OBJECTIVE: All the data should be repeated exactly. Any image in it is left out.
--- begin EXCERPTED DATA ---
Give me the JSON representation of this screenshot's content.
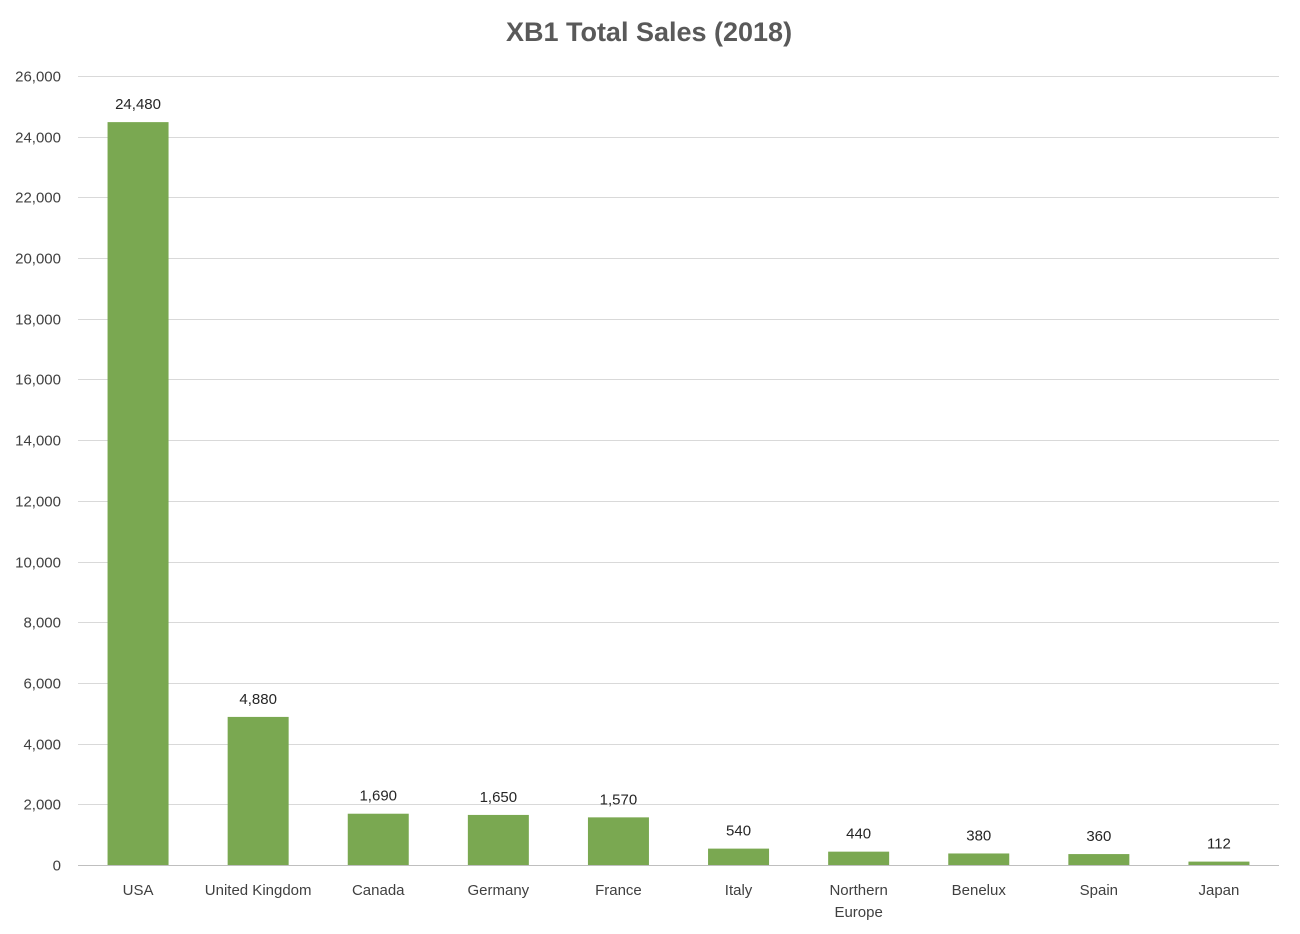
{
  "chart_data": {
    "type": "bar",
    "title": "XB1 Total Sales (2018)",
    "xlabel": "",
    "ylabel": "",
    "categories": [
      "USA",
      "United Kingdom",
      "Canada",
      "Germany",
      "France",
      "Italy",
      "Northern Europe",
      "Benelux",
      "Spain",
      "Japan"
    ],
    "category_lines": [
      [
        "USA"
      ],
      [
        "United Kingdom"
      ],
      [
        "Canada"
      ],
      [
        "Germany"
      ],
      [
        "France"
      ],
      [
        "Italy"
      ],
      [
        "Northern",
        "Europe"
      ],
      [
        "Benelux"
      ],
      [
        "Spain"
      ],
      [
        "Japan"
      ]
    ],
    "values": [
      24480,
      4880,
      1690,
      1650,
      1570,
      540,
      440,
      380,
      360,
      112
    ],
    "value_labels": [
      "24,480",
      "4,880",
      "1,690",
      "1,650",
      "1,570",
      "540",
      "440",
      "380",
      "360",
      "112"
    ],
    "ylim": [
      0,
      26000
    ],
    "yticks": [
      0,
      2000,
      4000,
      6000,
      8000,
      10000,
      12000,
      14000,
      16000,
      18000,
      20000,
      22000,
      24000,
      26000
    ],
    "ytick_labels": [
      "0",
      "2,000",
      "4,000",
      "6,000",
      "8,000",
      "10,000",
      "12,000",
      "14,000",
      "16,000",
      "18,000",
      "20,000",
      "22,000",
      "24,000",
      "26,000"
    ],
    "grid": true,
    "legend": "none",
    "bar_color": "#7aa851"
  }
}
--- end EXCERPTED DATA ---
EXERCISE OUTPUT:
Give me the JSON representation of this screenshot's content.
{
  "chart_data": {
    "type": "bar",
    "title": "XB1 Total Sales (2018)",
    "xlabel": "",
    "ylabel": "",
    "categories": [
      "USA",
      "United Kingdom",
      "Canada",
      "Germany",
      "France",
      "Italy",
      "Northern Europe",
      "Benelux",
      "Spain",
      "Japan"
    ],
    "category_lines": [
      [
        "USA"
      ],
      [
        "United Kingdom"
      ],
      [
        "Canada"
      ],
      [
        "Germany"
      ],
      [
        "France"
      ],
      [
        "Italy"
      ],
      [
        "Northern",
        "Europe"
      ],
      [
        "Benelux"
      ],
      [
        "Spain"
      ],
      [
        "Japan"
      ]
    ],
    "values": [
      24480,
      4880,
      1690,
      1650,
      1570,
      540,
      440,
      380,
      360,
      112
    ],
    "value_labels": [
      "24,480",
      "4,880",
      "1,690",
      "1,650",
      "1,570",
      "540",
      "440",
      "380",
      "360",
      "112"
    ],
    "ylim": [
      0,
      26000
    ],
    "yticks": [
      0,
      2000,
      4000,
      6000,
      8000,
      10000,
      12000,
      14000,
      16000,
      18000,
      20000,
      22000,
      24000,
      26000
    ],
    "ytick_labels": [
      "0",
      "2,000",
      "4,000",
      "6,000",
      "8,000",
      "10,000",
      "12,000",
      "14,000",
      "16,000",
      "18,000",
      "20,000",
      "22,000",
      "24,000",
      "26,000"
    ],
    "grid": true,
    "legend": "none",
    "bar_color": "#7aa851"
  }
}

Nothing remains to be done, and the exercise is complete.